• [Instructions to follow]: From the entries that follow, gather each line holding the word "name".
-------
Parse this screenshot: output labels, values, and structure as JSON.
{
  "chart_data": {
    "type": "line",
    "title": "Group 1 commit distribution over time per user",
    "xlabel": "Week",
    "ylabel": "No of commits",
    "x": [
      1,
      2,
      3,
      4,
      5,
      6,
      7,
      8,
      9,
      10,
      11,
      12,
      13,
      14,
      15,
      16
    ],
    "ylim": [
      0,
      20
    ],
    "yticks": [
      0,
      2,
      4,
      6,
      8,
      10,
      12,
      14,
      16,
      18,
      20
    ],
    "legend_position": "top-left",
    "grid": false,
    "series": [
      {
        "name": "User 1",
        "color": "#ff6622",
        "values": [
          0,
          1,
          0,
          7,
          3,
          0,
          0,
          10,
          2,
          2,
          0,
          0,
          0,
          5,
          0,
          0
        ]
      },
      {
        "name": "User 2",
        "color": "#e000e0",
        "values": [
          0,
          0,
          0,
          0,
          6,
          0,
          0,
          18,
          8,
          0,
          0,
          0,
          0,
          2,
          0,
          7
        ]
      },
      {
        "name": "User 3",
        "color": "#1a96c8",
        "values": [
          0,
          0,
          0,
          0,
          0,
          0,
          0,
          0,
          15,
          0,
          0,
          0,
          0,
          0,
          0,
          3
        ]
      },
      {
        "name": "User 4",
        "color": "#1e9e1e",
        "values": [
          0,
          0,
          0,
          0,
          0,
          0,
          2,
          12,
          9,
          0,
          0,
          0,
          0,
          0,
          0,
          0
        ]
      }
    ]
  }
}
-------
• [Completed task]:
        "name": "User 1",
        "name": "User 2",
        "name": "User 3",
        "name": "User 4",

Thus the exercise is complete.